EXERCISE REQUIREMENTS -> Sift the material for lines containing "title", and return them.

Items from a figure collection:
-- Begin --
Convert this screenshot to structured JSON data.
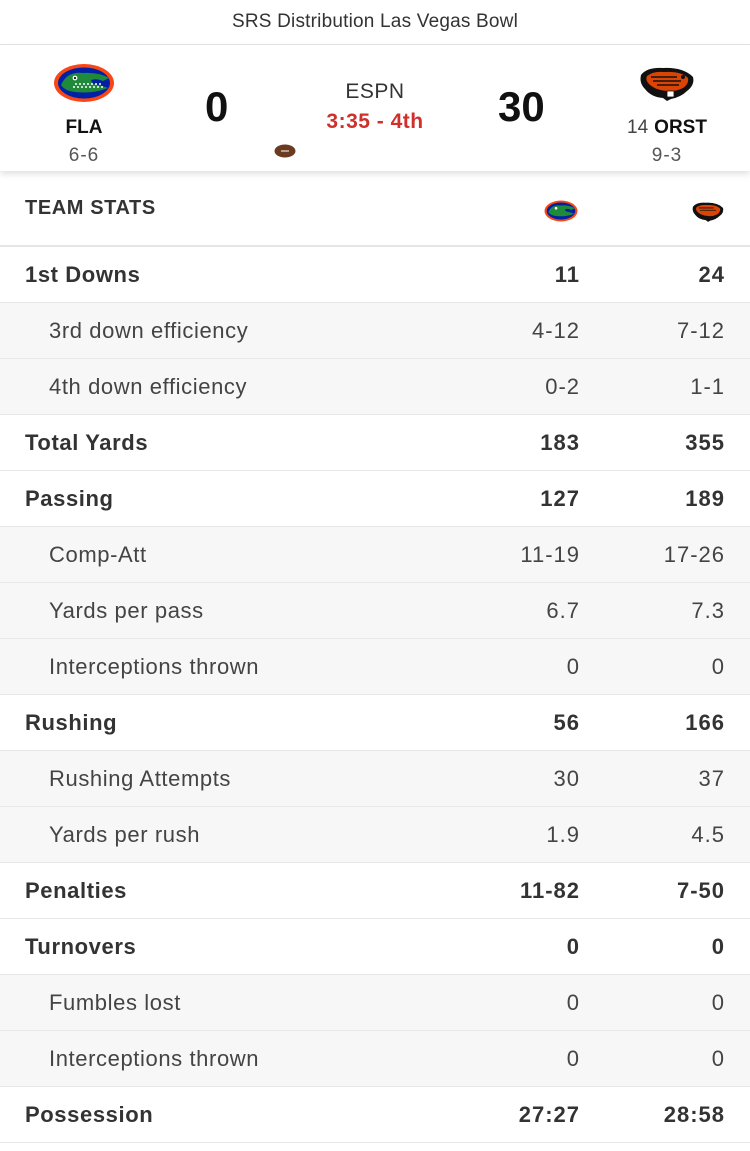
{
  "header": {
    "title": "SRS Distribution Las Vegas Bowl"
  },
  "game": {
    "away": {
      "abbr": "FLA",
      "record": "6-6",
      "score": "0",
      "logo_icon": "gators-logo-icon",
      "color": "#0021a5",
      "accent": "#fa4616"
    },
    "home": {
      "rank": "14",
      "abbr": "ORST",
      "record": "9-3",
      "score": "30",
      "logo_icon": "beavers-logo-icon",
      "color": "#dc4405"
    },
    "network": "ESPN",
    "clock": "3:35 - 4th",
    "clock_color": "#d0302b",
    "possession_icon": "football-icon"
  },
  "team_stats": {
    "title": "TEAM STATS",
    "rows": [
      {
        "label": "1st Downs",
        "away": "11",
        "home": "24",
        "type": "main"
      },
      {
        "label": "3rd down efficiency",
        "away": "4-12",
        "home": "7-12",
        "type": "sub"
      },
      {
        "label": "4th down efficiency",
        "away": "0-2",
        "home": "1-1",
        "type": "sub"
      },
      {
        "label": "Total Yards",
        "away": "183",
        "home": "355",
        "type": "main"
      },
      {
        "label": "Passing",
        "away": "127",
        "home": "189",
        "type": "main"
      },
      {
        "label": "Comp-Att",
        "away": "11-19",
        "home": "17-26",
        "type": "sub"
      },
      {
        "label": "Yards per pass",
        "away": "6.7",
        "home": "7.3",
        "type": "sub"
      },
      {
        "label": "Interceptions thrown",
        "away": "0",
        "home": "0",
        "type": "sub"
      },
      {
        "label": "Rushing",
        "away": "56",
        "home": "166",
        "type": "main"
      },
      {
        "label": "Rushing Attempts",
        "away": "30",
        "home": "37",
        "type": "sub"
      },
      {
        "label": "Yards per rush",
        "away": "1.9",
        "home": "4.5",
        "type": "sub"
      },
      {
        "label": "Penalties",
        "away": "11-82",
        "home": "7-50",
        "type": "main"
      },
      {
        "label": "Turnovers",
        "away": "0",
        "home": "0",
        "type": "main"
      },
      {
        "label": "Fumbles lost",
        "away": "0",
        "home": "0",
        "type": "sub"
      },
      {
        "label": "Interceptions thrown",
        "away": "0",
        "home": "0",
        "type": "sub"
      },
      {
        "label": "Possession",
        "away": "27:27",
        "home": "28:58",
        "type": "main"
      }
    ]
  }
}
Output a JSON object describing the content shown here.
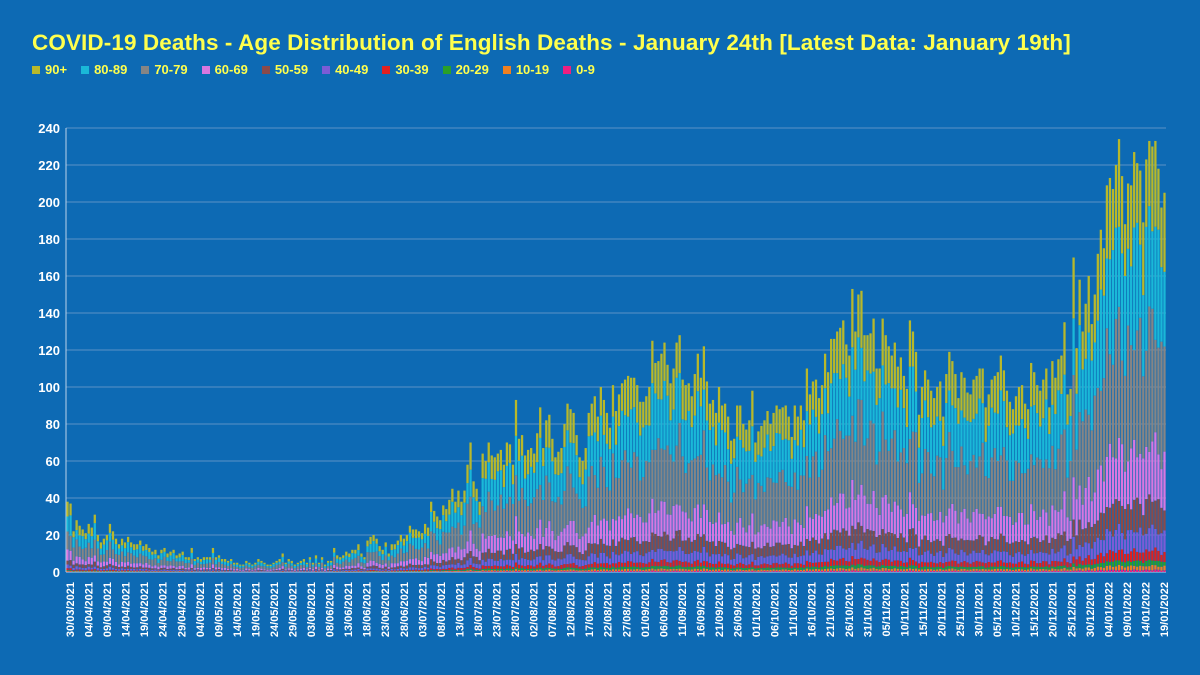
{
  "chart_data": {
    "type": "bar",
    "stacked": true,
    "title": "COVID-19 Deaths - Age Distribution of English Deaths - January 24th [Latest Data: January 19th]",
    "ylim": [
      0,
      240
    ],
    "y_ticks": [
      0,
      20,
      40,
      60,
      80,
      100,
      120,
      140,
      160,
      180,
      200,
      220,
      240
    ],
    "grid": true,
    "legend_placement": "top-left",
    "x_tick_labels": [
      "30/03/2021",
      "04/04/2021",
      "09/04/2021",
      "14/04/2021",
      "19/04/2021",
      "24/04/2021",
      "29/04/2021",
      "04/05/2021",
      "09/05/2021",
      "14/05/2021",
      "19/05/2021",
      "24/05/2021",
      "29/05/2021",
      "03/06/2021",
      "08/06/2021",
      "13/06/2021",
      "18/06/2021",
      "23/06/2021",
      "28/06/2021",
      "03/07/2021",
      "08/07/2021",
      "13/07/2021",
      "18/07/2021",
      "23/07/2021",
      "28/07/2021",
      "02/08/2021",
      "07/08/2021",
      "12/08/2021",
      "17/08/2021",
      "22/08/2021",
      "27/08/2021",
      "01/09/2021",
      "06/09/2021",
      "11/09/2021",
      "16/09/2021",
      "21/09/2021",
      "26/09/2021",
      "01/10/2021",
      "06/10/2021",
      "11/10/2021",
      "16/10/2021",
      "21/10/2021",
      "26/10/2021",
      "31/10/2021",
      "05/11/2021",
      "10/11/2021",
      "15/11/2021",
      "20/11/2021",
      "25/11/2021",
      "30/11/2021",
      "05/12/2021",
      "10/12/2021",
      "15/12/2021",
      "20/12/2021",
      "25/12/2021",
      "30/12/2021",
      "04/01/2022",
      "09/01/2022",
      "14/01/2022",
      "19/01/2022"
    ],
    "series": [
      {
        "name": "90+",
        "color": "#b8b82a"
      },
      {
        "name": "80-89",
        "color": "#1ab8d8"
      },
      {
        "name": "70-79",
        "color": "#858585"
      },
      {
        "name": "60-69",
        "color": "#d877e0"
      },
      {
        "name": "50-59",
        "color": "#8a4a4a"
      },
      {
        "name": "40-49",
        "color": "#7b5cd6"
      },
      {
        "name": "30-39",
        "color": "#e02020"
      },
      {
        "name": "20-29",
        "color": "#2aa02a"
      },
      {
        "name": "10-19",
        "color": "#f08020"
      },
      {
        "name": "0-9",
        "color": "#ee1f80"
      }
    ],
    "totals_approx": [
      38,
      37,
      22,
      28,
      25,
      23,
      21,
      26,
      24,
      31,
      20,
      16,
      18,
      20,
      26,
      22,
      18,
      15,
      18,
      16,
      19,
      16,
      15,
      15,
      17,
      14,
      15,
      13,
      11,
      12,
      9,
      12,
      13,
      10,
      11,
      12,
      9,
      10,
      11,
      8,
      8,
      13,
      7,
      8,
      7,
      8,
      8,
      8,
      13,
      8,
      9,
      7,
      7,
      6,
      7,
      5,
      5,
      4,
      4,
      6,
      5,
      4,
      5,
      7,
      6,
      5,
      4,
      4,
      5,
      6,
      7,
      10,
      5,
      7,
      6,
      4,
      5,
      6,
      7,
      5,
      8,
      5,
      9,
      5,
      8,
      4,
      6,
      6,
      13,
      9,
      8,
      9,
      11,
      10,
      12,
      12,
      15,
      10,
      8,
      17,
      19,
      20,
      18,
      14,
      12,
      16,
      10,
      15,
      15,
      17,
      20,
      18,
      20,
      25,
      23,
      23,
      22,
      21,
      26,
      24,
      38,
      33,
      30,
      28,
      36,
      34,
      39,
      45,
      38,
      44,
      38,
      44,
      58,
      70,
      49,
      45,
      38,
      64,
      60,
      70,
      63,
      62,
      64,
      66,
      58,
      70,
      69,
      58,
      93,
      72,
      74,
      63,
      66,
      67,
      64,
      75,
      89,
      67,
      82,
      85,
      72,
      62,
      65,
      67,
      80,
      91,
      88,
      86,
      74,
      62,
      60,
      67,
      86,
      91,
      95,
      84,
      100,
      93,
      86,
      78,
      101,
      87,
      96,
      102,
      104,
      106,
      105,
      105,
      101,
      92,
      92,
      95,
      100,
      125,
      113,
      114,
      118,
      124,
      112,
      102,
      110,
      124,
      128,
      104,
      101,
      102,
      95,
      107,
      118,
      105,
      122,
      103,
      91,
      93,
      86,
      100,
      90,
      91,
      84,
      71,
      72,
      90,
      90,
      80,
      77,
      82,
      98,
      70,
      76,
      79,
      82,
      87,
      80,
      86,
      90,
      88,
      89,
      90,
      84,
      73,
      90,
      84,
      90,
      82,
      110,
      96,
      103,
      104,
      94,
      101,
      118,
      108,
      126,
      126,
      130,
      132,
      136,
      123,
      117,
      153,
      130,
      150,
      152,
      128,
      128,
      129,
      137,
      110,
      110,
      137,
      128,
      122,
      117,
      124,
      111,
      116,
      106,
      99,
      136,
      130,
      119,
      85,
      100,
      109,
      104,
      98,
      94,
      100,
      103,
      84,
      107,
      119,
      114,
      107,
      94,
      108,
      105,
      97,
      96,
      104,
      106,
      110,
      110,
      89,
      96,
      104,
      106,
      108,
      117,
      109,
      98,
      92,
      88,
      95,
      100,
      101,
      91,
      88,
      113,
      108,
      101,
      98,
      104,
      110,
      89,
      114,
      105,
      115,
      117,
      135,
      96,
      99,
      170,
      121,
      158,
      130,
      145,
      160,
      134,
      150,
      172,
      185,
      175,
      209,
      213,
      207,
      220,
      234,
      214,
      188,
      210,
      209,
      227,
      221,
      217,
      189,
      223,
      233,
      230,
      233,
      218,
      197,
      205
    ],
    "xlabel": "",
    "ylabel": ""
  }
}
-- End --
ANSWER IN FULL ->
    "title": "SRS Distribution Las Vegas Bowl"
    "title": "TEAM STATS",
    "title": "COVID-19 Deaths - Age Distribution of English Deaths - January 24th [Latest Data: January 19th]",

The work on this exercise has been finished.